→ Task: Identify all lines in the data containing the string "components". Copy them out.

→ Data section:
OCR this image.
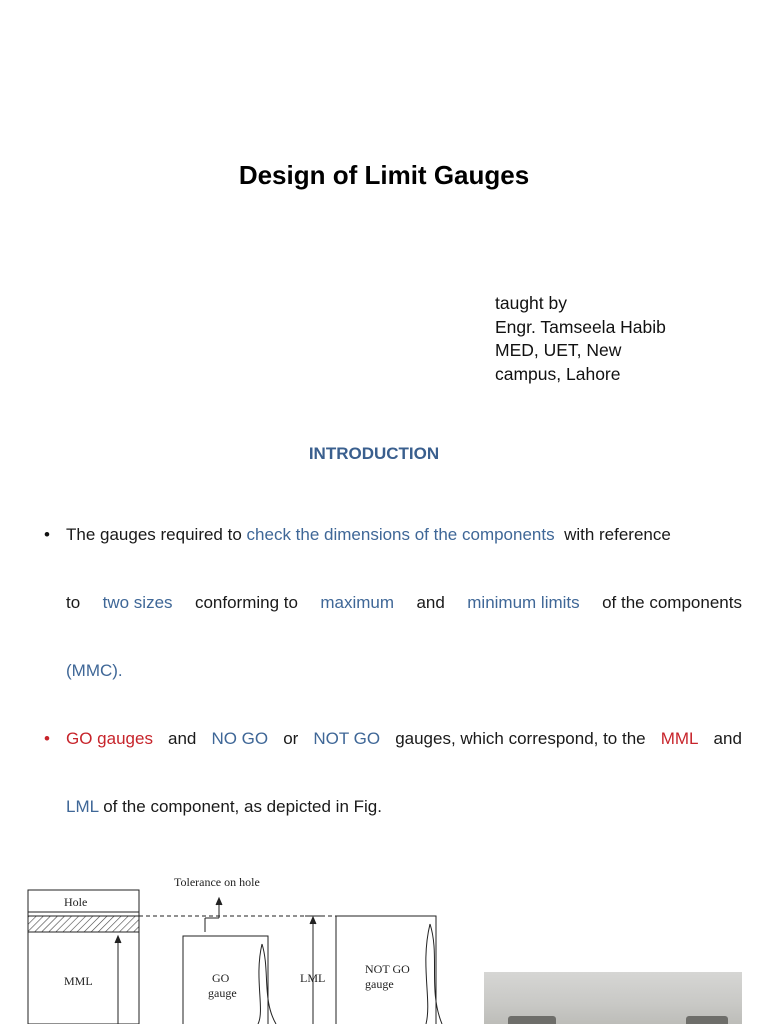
Design of Limit Gauges
taught by
Engr. Tamseela Habib
MED, UET, New
campus, Lahore
INTRODUCTION
• The gauges required to check the dimensions of the components with reference
to two sizes conforming to maximum and minimum limits of the components
(MMC).
• GO gauges and NO GO or NOT GO gauges, which correspond, to the MML and
LML of the component, as depicted in Fig.
Tolerance on hole
Hole
MML	GO
gauge
LML
NOT GO
gauge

→ Response:
• The gauges required to check the dimensions of the components with reference
to two sizes conforming to maximum and minimum limits of the components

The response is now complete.